WHAT YOU SHOULD DO:
Exclude the pictures and reproduce the remaining data exactly as written.
◇ ◇ ◇ ◇
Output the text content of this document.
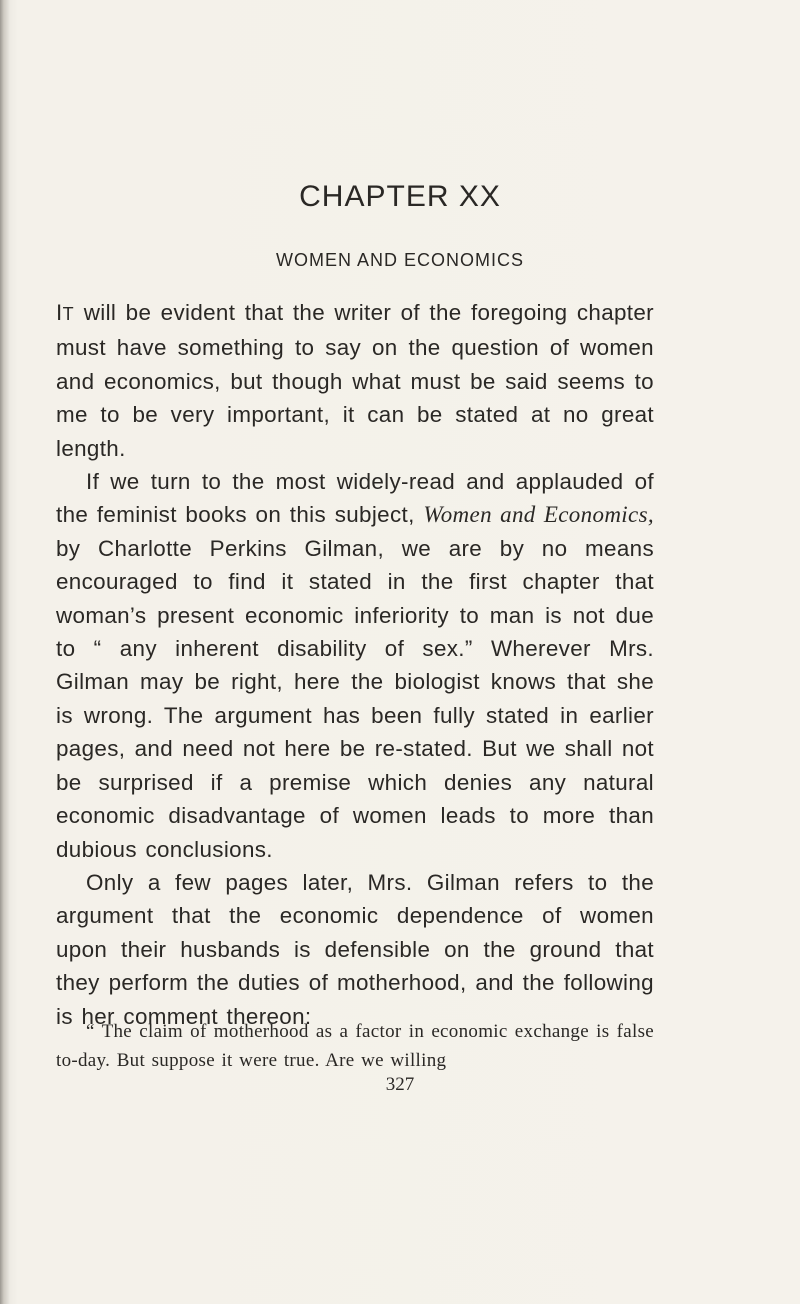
CHAPTER XX
WOMEN AND ECONOMICS

IT will be evident that the writer of the foregoing chapter must have something to say on the question of women and economics, but though what must be said seems to me to be very important, it can be stated at no great length.

If we turn to the most widely-read and applauded of the feminist books on this subject, Women and Economics, by Charlotte Perkins Gilman, we are by no means encouraged to find it stated in the first chapter that woman’s present economic inferiority to man is not due to “ any inherent disability of sex.” Wherever Mrs. Gilman may be right, here the biologist knows that she is wrong. The argument has been fully stated in earlier pages, and need not here be re-stated. But we shall not be surprised if a premise which denies any natural economic disadvantage of women leads to more than dubious conclusions.

Only a few pages later, Mrs. Gilman refers to the argument that the economic dependence of women upon their husbands is defensible on the ground that they perform the duties of motherhood, and the following is her comment thereon:

“ The claim of motherhood as a factor in economic exchange is false to-day. But suppose it were true. Are we willing

327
◇ ◇ ◇ ◇
REPLY:
Output the text content of this document.
CHAPTER XX
WOMEN AND ECONOMICS

IT will be evident that the writer of the foregoing chapter must have something to say on the question of women and economics, but though what must be said seems to me to be very important, it can be stated at no great length.

If we turn to the most widely-read and applauded of the feminist books on this subject, Women and Economics, by Charlotte Perkins Gilman, we are by no means encouraged to find it stated in the first chapter that woman’s present economic inferiority to man is not due to “ any inherent disability of sex.” Wherever Mrs. Gilman may be right, here the biologist knows that she is wrong. The argument has been fully stated in earlier pages, and need not here be re-stated. But we shall not be surprised if a premise which denies any natural economic disadvantage of women leads to more than dubious conclusions.

Only a few pages later, Mrs. Gilman refers to the argument that the economic dependence of women upon their husbands is defensible on the ground that they perform the duties of motherhood, and the following is her comment thereon:

“ The claim of motherhood as a factor in economic exchange is false to-day. But suppose it were true. Are we willing

327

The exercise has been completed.